Figure record listings
--- Start ---

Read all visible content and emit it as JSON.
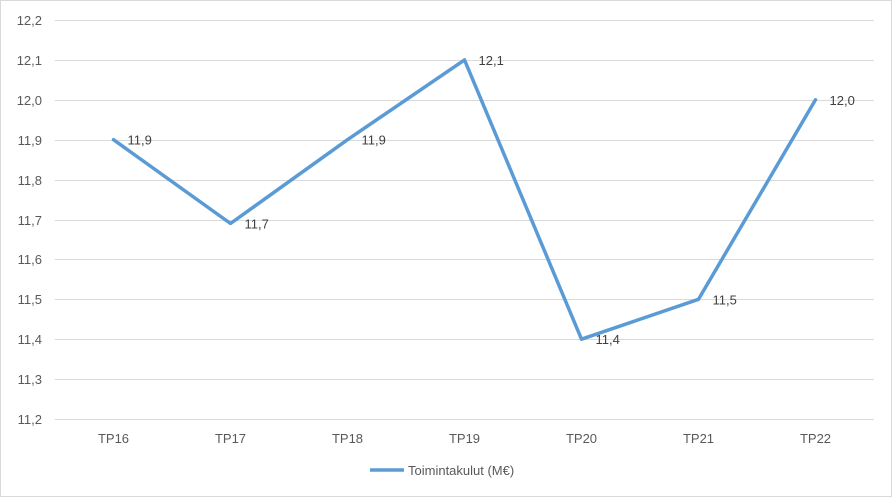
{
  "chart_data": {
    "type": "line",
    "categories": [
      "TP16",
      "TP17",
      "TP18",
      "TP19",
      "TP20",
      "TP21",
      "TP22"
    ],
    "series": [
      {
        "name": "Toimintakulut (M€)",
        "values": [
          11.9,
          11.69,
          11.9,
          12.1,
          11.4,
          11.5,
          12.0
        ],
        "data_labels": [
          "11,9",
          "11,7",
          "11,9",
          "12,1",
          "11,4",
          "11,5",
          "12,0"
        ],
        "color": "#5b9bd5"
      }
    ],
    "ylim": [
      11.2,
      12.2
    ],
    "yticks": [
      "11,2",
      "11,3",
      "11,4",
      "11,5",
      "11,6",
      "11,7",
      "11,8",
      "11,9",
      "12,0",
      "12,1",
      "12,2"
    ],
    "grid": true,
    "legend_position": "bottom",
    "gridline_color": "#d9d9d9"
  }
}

--- End ---

▶ _Exercise description_
Can you restate all the records above word for word while dropping the pictures?

▶ _Result_
Read all visible content and emit it as JSON.
{
  "chart_data": {
    "type": "line",
    "categories": [
      "TP16",
      "TP17",
      "TP18",
      "TP19",
      "TP20",
      "TP21",
      "TP22"
    ],
    "series": [
      {
        "name": "Toimintakulut (M€)",
        "values": [
          11.9,
          11.69,
          11.9,
          12.1,
          11.4,
          11.5,
          12.0
        ],
        "data_labels": [
          "11,9",
          "11,7",
          "11,9",
          "12,1",
          "11,4",
          "11,5",
          "12,0"
        ],
        "color": "#5b9bd5"
      }
    ],
    "ylim": [
      11.2,
      12.2
    ],
    "yticks": [
      "11,2",
      "11,3",
      "11,4",
      "11,5",
      "11,6",
      "11,7",
      "11,8",
      "11,9",
      "12,0",
      "12,1",
      "12,2"
    ],
    "grid": true,
    "legend_position": "bottom",
    "gridline_color": "#d9d9d9"
  }
}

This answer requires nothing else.